## begin Information shown
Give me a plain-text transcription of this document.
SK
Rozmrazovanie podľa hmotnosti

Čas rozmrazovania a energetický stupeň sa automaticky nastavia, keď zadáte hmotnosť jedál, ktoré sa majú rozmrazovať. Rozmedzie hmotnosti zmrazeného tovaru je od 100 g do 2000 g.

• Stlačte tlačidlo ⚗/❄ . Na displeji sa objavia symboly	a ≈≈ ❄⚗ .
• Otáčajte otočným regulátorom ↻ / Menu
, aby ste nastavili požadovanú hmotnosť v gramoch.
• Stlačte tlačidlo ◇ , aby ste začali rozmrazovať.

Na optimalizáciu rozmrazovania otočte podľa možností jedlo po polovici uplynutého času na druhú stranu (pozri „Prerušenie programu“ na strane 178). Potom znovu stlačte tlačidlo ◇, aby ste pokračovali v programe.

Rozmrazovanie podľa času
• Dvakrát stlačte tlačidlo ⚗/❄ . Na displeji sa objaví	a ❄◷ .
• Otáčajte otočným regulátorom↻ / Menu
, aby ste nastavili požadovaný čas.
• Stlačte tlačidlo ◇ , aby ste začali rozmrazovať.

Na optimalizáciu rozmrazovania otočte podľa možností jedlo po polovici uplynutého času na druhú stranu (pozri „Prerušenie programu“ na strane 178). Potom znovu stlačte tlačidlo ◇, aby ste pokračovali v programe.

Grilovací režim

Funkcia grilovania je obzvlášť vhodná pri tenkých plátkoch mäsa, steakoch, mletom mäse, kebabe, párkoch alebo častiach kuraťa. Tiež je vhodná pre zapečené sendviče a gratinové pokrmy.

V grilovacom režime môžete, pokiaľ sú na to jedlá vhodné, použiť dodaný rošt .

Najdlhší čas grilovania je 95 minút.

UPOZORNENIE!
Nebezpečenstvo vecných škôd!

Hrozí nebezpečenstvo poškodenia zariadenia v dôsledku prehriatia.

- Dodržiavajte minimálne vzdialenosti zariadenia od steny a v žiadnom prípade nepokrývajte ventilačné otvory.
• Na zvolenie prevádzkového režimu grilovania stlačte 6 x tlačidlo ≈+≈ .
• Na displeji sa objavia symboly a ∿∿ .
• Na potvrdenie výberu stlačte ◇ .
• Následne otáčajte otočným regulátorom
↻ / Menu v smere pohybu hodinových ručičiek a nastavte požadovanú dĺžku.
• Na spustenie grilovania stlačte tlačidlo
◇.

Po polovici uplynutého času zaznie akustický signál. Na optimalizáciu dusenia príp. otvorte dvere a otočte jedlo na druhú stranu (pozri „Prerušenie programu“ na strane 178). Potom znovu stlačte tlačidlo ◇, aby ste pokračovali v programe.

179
## end Information shown
Where a line of the material above holds the string "hmotnosť", copy that line.

Čas rozmrazovania a energetický stupeň sa automaticky nastavia, keď zadáte hmotnosť jedál, ktoré sa majú rozmrazovať. Rozmedzie hmotnosti zmrazeného tovaru je od 100 g do 2000 g.
, aby ste nastavili požadovanú hmotnosť v gramoch.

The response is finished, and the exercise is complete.